_Set task:_
Scan the data below for the string "color". Show every line where it turns up.

_Input rows:_
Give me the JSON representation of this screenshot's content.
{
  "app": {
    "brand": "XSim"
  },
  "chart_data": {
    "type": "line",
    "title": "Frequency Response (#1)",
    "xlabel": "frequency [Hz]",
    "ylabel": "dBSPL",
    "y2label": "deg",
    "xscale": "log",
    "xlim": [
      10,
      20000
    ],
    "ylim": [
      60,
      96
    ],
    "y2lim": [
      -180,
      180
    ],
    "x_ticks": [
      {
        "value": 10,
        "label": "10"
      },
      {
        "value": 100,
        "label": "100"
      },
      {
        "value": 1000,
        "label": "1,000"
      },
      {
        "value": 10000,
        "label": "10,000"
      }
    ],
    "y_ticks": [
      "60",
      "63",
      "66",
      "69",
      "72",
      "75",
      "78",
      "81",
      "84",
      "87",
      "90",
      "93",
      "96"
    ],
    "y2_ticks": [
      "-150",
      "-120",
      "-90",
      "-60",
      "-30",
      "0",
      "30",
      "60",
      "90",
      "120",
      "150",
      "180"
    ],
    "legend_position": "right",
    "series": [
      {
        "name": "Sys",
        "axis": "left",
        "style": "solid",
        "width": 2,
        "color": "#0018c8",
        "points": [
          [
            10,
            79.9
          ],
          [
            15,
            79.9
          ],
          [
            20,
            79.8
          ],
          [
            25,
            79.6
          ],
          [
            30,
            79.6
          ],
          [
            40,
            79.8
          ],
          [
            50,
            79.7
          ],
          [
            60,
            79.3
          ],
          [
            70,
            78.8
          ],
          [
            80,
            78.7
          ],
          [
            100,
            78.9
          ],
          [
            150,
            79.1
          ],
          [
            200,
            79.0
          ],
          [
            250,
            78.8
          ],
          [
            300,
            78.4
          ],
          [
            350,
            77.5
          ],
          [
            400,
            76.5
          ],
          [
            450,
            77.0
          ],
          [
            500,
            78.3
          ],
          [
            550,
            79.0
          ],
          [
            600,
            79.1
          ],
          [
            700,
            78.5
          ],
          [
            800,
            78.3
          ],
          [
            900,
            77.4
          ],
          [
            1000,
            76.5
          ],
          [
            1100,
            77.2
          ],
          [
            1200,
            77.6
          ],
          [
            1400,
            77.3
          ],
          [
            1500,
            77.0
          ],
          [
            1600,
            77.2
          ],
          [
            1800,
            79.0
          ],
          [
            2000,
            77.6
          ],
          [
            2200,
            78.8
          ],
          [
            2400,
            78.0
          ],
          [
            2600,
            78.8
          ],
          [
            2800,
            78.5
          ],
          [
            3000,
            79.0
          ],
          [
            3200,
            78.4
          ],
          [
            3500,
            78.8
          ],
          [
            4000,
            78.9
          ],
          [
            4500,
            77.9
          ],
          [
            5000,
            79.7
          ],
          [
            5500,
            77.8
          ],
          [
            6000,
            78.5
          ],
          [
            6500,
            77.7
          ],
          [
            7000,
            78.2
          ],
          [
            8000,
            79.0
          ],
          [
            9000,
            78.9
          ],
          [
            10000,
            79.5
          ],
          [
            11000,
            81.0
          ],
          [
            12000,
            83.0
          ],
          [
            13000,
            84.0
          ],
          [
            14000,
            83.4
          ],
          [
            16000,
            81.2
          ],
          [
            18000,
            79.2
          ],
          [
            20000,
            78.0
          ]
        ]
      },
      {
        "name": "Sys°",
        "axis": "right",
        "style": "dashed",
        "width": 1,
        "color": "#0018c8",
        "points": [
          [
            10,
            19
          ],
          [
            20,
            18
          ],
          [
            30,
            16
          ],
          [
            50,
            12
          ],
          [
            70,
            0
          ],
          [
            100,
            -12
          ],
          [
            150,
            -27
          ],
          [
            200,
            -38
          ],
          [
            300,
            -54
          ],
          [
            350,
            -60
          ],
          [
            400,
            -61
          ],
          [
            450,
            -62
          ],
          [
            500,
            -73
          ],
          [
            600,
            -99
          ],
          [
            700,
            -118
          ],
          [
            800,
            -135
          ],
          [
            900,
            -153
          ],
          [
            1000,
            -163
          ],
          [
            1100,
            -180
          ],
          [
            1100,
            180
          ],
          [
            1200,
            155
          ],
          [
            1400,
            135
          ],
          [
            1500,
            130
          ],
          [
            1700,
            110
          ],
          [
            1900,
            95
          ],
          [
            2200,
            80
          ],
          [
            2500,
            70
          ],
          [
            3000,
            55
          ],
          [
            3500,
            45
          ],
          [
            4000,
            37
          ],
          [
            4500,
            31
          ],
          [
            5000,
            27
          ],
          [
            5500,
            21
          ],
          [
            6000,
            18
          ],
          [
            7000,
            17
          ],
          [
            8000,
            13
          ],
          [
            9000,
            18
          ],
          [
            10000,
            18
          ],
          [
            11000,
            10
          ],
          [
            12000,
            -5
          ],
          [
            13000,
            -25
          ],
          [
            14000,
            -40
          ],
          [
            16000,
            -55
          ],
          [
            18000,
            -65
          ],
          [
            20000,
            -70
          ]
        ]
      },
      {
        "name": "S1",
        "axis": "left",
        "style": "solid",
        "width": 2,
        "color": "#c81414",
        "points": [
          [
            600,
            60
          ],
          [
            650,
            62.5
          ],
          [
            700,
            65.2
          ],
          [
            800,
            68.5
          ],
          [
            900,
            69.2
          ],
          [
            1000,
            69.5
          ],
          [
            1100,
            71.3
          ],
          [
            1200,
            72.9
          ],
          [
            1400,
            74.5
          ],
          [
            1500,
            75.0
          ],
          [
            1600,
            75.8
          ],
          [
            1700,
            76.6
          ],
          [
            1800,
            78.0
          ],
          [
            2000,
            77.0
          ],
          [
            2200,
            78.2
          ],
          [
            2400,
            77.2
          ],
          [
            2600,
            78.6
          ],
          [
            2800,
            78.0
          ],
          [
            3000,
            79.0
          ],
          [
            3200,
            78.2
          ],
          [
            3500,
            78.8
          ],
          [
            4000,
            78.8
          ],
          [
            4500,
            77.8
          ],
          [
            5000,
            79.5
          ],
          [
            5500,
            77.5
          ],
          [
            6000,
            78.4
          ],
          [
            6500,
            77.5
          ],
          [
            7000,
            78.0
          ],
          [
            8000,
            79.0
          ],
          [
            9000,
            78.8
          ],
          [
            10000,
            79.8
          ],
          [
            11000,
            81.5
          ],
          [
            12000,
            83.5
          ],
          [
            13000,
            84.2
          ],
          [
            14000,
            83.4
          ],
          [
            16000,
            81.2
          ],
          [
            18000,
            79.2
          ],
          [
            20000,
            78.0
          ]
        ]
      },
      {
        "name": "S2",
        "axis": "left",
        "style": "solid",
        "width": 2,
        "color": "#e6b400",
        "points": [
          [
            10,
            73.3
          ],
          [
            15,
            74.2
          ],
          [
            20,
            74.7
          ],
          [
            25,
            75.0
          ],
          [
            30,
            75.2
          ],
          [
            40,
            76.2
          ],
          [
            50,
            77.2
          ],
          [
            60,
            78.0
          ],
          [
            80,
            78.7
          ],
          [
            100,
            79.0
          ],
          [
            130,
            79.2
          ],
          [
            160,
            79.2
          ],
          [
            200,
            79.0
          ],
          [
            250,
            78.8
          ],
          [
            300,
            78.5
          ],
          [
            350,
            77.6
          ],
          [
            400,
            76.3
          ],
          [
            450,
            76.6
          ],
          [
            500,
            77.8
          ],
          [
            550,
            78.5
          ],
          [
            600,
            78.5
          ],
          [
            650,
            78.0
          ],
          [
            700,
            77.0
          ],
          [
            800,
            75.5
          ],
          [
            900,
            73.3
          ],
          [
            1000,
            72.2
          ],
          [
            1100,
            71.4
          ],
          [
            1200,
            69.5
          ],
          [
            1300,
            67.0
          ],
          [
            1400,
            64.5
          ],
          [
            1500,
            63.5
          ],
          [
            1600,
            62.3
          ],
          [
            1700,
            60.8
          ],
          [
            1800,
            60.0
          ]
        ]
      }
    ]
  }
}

_Complete output:_
        "color": "#0018c8",
        "color": "#0018c8",
        "color": "#c81414",
        "color": "#e6b400",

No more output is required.